* **Given instruction**
Write the records out again, keeping each line exactly as it is.

Extracted data entries

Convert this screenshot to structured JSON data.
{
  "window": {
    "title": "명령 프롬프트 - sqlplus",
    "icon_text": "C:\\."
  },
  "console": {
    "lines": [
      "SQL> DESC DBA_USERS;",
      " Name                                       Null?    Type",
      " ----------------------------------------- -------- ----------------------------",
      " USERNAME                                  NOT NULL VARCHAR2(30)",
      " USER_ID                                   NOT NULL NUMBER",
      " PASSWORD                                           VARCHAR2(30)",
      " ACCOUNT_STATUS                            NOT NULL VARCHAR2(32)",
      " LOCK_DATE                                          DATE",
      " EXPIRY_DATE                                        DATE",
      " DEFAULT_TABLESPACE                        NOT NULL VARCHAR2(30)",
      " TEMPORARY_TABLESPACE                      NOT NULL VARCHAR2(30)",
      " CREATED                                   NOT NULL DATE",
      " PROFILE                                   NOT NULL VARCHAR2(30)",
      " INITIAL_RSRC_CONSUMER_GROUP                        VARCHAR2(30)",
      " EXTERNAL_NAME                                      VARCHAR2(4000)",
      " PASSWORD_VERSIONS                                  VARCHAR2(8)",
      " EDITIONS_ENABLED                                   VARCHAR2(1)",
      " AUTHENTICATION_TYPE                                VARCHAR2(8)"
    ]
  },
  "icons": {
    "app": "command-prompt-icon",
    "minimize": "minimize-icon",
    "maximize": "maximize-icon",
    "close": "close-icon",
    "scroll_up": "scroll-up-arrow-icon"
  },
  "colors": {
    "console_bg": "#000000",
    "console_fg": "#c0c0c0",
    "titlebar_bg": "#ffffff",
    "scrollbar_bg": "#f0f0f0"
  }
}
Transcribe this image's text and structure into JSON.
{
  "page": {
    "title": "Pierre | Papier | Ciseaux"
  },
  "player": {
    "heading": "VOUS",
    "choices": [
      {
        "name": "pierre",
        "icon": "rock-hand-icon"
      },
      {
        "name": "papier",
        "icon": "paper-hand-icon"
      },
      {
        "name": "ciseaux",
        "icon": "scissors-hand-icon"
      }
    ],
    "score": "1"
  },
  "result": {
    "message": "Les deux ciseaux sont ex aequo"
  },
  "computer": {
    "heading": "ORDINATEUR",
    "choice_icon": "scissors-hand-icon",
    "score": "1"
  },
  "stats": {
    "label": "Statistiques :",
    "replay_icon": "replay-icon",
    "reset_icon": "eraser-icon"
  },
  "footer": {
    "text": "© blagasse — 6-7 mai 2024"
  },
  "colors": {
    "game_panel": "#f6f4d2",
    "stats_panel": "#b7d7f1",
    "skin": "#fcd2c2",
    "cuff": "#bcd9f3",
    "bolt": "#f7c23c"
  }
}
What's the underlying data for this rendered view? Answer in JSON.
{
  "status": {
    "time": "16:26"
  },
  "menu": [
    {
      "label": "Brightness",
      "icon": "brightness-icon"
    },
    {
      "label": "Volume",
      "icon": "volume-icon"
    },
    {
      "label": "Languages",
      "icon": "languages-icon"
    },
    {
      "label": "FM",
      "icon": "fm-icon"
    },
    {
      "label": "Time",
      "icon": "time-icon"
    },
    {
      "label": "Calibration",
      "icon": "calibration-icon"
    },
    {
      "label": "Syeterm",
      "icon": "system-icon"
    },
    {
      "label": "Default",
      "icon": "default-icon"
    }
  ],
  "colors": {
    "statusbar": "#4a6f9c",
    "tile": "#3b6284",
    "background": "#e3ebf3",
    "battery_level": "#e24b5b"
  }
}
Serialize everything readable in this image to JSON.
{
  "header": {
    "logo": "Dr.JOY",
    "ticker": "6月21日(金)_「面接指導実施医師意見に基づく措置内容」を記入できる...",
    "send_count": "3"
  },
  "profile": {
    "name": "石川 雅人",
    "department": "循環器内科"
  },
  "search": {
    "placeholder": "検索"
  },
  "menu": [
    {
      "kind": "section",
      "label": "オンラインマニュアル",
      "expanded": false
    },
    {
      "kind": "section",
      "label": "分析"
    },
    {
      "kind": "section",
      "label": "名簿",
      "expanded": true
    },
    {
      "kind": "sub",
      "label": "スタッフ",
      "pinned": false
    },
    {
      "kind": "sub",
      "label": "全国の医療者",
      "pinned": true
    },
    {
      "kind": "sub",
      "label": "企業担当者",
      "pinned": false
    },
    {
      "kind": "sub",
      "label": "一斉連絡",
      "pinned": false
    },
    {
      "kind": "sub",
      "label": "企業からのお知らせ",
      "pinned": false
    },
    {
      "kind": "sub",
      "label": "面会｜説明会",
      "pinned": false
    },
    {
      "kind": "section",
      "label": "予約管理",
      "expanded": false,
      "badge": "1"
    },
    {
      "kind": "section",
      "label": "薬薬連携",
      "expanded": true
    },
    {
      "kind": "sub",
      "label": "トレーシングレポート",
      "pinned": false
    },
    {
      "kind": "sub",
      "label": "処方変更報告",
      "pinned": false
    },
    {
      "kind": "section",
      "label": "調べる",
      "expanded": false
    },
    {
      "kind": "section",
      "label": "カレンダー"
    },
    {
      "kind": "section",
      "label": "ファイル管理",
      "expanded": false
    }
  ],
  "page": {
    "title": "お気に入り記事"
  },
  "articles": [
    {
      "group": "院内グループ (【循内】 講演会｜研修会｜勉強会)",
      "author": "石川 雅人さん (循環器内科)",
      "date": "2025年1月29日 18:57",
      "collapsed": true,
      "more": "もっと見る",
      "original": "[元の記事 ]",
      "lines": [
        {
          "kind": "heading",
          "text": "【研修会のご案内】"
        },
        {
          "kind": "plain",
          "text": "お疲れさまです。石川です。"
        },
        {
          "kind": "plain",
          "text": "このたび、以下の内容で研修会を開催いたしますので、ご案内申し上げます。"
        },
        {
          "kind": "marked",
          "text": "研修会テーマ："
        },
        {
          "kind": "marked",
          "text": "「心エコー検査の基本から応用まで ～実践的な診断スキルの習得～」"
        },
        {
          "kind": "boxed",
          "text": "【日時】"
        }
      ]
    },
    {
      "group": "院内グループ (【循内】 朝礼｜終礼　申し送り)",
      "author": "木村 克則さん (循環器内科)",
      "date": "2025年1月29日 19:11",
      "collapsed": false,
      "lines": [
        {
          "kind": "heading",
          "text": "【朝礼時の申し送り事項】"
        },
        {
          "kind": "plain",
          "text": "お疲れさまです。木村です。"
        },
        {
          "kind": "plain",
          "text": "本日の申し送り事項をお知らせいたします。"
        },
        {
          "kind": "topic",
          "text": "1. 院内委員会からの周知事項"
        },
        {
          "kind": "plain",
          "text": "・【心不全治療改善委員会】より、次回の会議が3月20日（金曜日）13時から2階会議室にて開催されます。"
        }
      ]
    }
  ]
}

* **The answer**
Convert this screenshot to structured JSON data.
{
  "window": {
    "title": "명령 프롬프트 - sqlplus",
    "icon_text": "C:\\."
  },
  "console": {
    "lines": [
      "SQL> DESC DBA_USERS;",
      " Name                                       Null?    Type",
      " ----------------------------------------- -------- ----------------------------",
      " USERNAME                                  NOT NULL VARCHAR2(30)",
      " USER_ID                                   NOT NULL NUMBER",
      " PASSWORD                                           VARCHAR2(30)",
      " ACCOUNT_STATUS                            NOT NULL VARCHAR2(32)",
      " LOCK_DATE                                          DATE",
      " EXPIRY_DATE                                        DATE",
      " DEFAULT_TABLESPACE                        NOT NULL VARCHAR2(30)",
      " TEMPORARY_TABLESPACE                      NOT NULL VARCHAR2(30)",
      " CREATED                                   NOT NULL DATE",
      " PROFILE                                   NOT NULL VARCHAR2(30)",
      " INITIAL_RSRC_CONSUMER_GROUP                        VARCHAR2(30)",
      " EXTERNAL_NAME                                      VARCHAR2(4000)",
      " PASSWORD_VERSIONS                                  VARCHAR2(8)",
      " EDITIONS_ENABLED                                   VARCHAR2(1)",
      " AUTHENTICATION_TYPE                                VARCHAR2(8)"
    ]
  },
  "icons": {
    "app": "command-prompt-icon",
    "minimize": "minimize-icon",
    "maximize": "maximize-icon",
    "close": "close-icon",
    "scroll_up": "scroll-up-arrow-icon"
  },
  "colors": {
    "console_bg": "#000000",
    "console_fg": "#c0c0c0",
    "titlebar_bg": "#ffffff",
    "scrollbar_bg": "#f0f0f0"
  }
}
Transcribe this image's text and structure into JSON.
{
  "page": {
    "title": "Pierre | Papier | Ciseaux"
  },
  "player": {
    "heading": "VOUS",
    "choices": [
      {
        "name": "pierre",
        "icon": "rock-hand-icon"
      },
      {
        "name": "papier",
        "icon": "paper-hand-icon"
      },
      {
        "name": "ciseaux",
        "icon": "scissors-hand-icon"
      }
    ],
    "score": "1"
  },
  "result": {
    "message": "Les deux ciseaux sont ex aequo"
  },
  "computer": {
    "heading": "ORDINATEUR",
    "choice_icon": "scissors-hand-icon",
    "score": "1"
  },
  "stats": {
    "label": "Statistiques :",
    "replay_icon": "replay-icon",
    "reset_icon": "eraser-icon"
  },
  "footer": {
    "text": "© blagasse — 6-7 mai 2024"
  },
  "colors": {
    "game_panel": "#f6f4d2",
    "stats_panel": "#b7d7f1",
    "skin": "#fcd2c2",
    "cuff": "#bcd9f3",
    "bolt": "#f7c23c"
  }
}
What's the underlying data for this rendered view? Answer in JSON.
{
  "status": {
    "time": "16:26"
  },
  "menu": [
    {
      "label": "Brightness",
      "icon": "brightness-icon"
    },
    {
      "label": "Volume",
      "icon": "volume-icon"
    },
    {
      "label": "Languages",
      "icon": "languages-icon"
    },
    {
      "label": "FM",
      "icon": "fm-icon"
    },
    {
      "label": "Time",
      "icon": "time-icon"
    },
    {
      "label": "Calibration",
      "icon": "calibration-icon"
    },
    {
      "label": "Syeterm",
      "icon": "system-icon"
    },
    {
      "label": "Default",
      "icon": "default-icon"
    }
  ],
  "colors": {
    "statusbar": "#4a6f9c",
    "tile": "#3b6284",
    "background": "#e3ebf3",
    "battery_level": "#e24b5b"
  }
}
Serialize everything readable in this image to JSON.
{
  "header": {
    "logo": "Dr.JOY",
    "ticker": "6月21日(金)_「面接指導実施医師意見に基づく措置内容」を記入できる...",
    "send_count": "3"
  },
  "profile": {
    "name": "石川 雅人",
    "department": "循環器内科"
  },
  "search": {
    "placeholder": "検索"
  },
  "menu": [
    {
      "kind": "section",
      "label": "オンラインマニュアル",
      "expanded": false
    },
    {
      "kind": "section",
      "label": "分析"
    },
    {
      "kind": "section",
      "label": "名簿",
      "expanded": true
    },
    {
      "kind": "sub",
      "label": "スタッフ",
      "pinned": false
    },
    {
      "kind": "sub",
      "label": "全国の医療者",
      "pinned": true
    },
    {
      "kind": "sub",
      "label": "企業担当者",
      "pinned": false
    },
    {
      "kind": "sub",
      "label": "一斉連絡",
      "pinned": false
    },
    {
      "kind": "sub",
      "label": "企業からのお知らせ",
      "pinned": false
    },
    {
      "kind": "sub",
      "label": "面会｜説明会",
      "pinned": false
    },
    {
      "kind": "section",
      "label": "予約管理",
      "expanded": false,
      "badge": "1"
    },
    {
      "kind": "section",
      "label": "薬薬連携",
      "expanded": true
    },
    {
      "kind": "sub",
      "label": "トレーシングレポート",
      "pinned": false
    },
    {
      "kind": "sub",
      "label": "処方変更報告",
      "pinned": false
    },
    {
      "kind": "section",
      "label": "調べる",
      "expanded": false
    },
    {
      "kind": "section",
      "label": "カレンダー"
    },
    {
      "kind": "section",
      "label": "ファイル管理",
      "expanded": false
    }
  ],
  "page": {
    "title": "お気に入り記事"
  },
  "articles": [
    {
      "group": "院内グループ (【循内】 講演会｜研修会｜勉強会)",
      "author": "石川 雅人さん (循環器内科)",
      "date": "2025年1月29日 18:57",
      "collapsed": true,
      "more": "もっと見る",
      "original": "[元の記事 ]",
      "lines": [
        {
          "kind": "heading",
          "text": "【研修会のご案内】"
        },
        {
          "kind": "plain",
          "text": "お疲れさまです。石川です。"
        },
        {
          "kind": "plain",
          "text": "このたび、以下の内容で研修会を開催いたしますので、ご案内申し上げます。"
        },
        {
          "kind": "marked",
          "text": "研修会テーマ："
        },
        {
          "kind": "marked",
          "text": "「心エコー検査の基本から応用まで ～実践的な診断スキルの習得～」"
        },
        {
          "kind": "boxed",
          "text": "【日時】"
        }
      ]
    },
    {
      "group": "院内グループ (【循内】 朝礼｜終礼　申し送り)",
      "author": "木村 克則さん (循環器内科)",
      "date": "2025年1月29日 19:11",
      "collapsed": false,
      "lines": [
        {
          "kind": "heading",
          "text": "【朝礼時の申し送り事項】"
        },
        {
          "kind": "plain",
          "text": "お疲れさまです。木村です。"
        },
        {
          "kind": "plain",
          "text": "本日の申し送り事項をお知らせいたします。"
        },
        {
          "kind": "topic",
          "text": "1. 院内委員会からの周知事項"
        },
        {
          "kind": "plain",
          "text": "・【心不全治療改善委員会】より、次回の会議が3月20日（金曜日）13時から2階会議室にて開催されます。"
        }
      ]
    }
  ]
}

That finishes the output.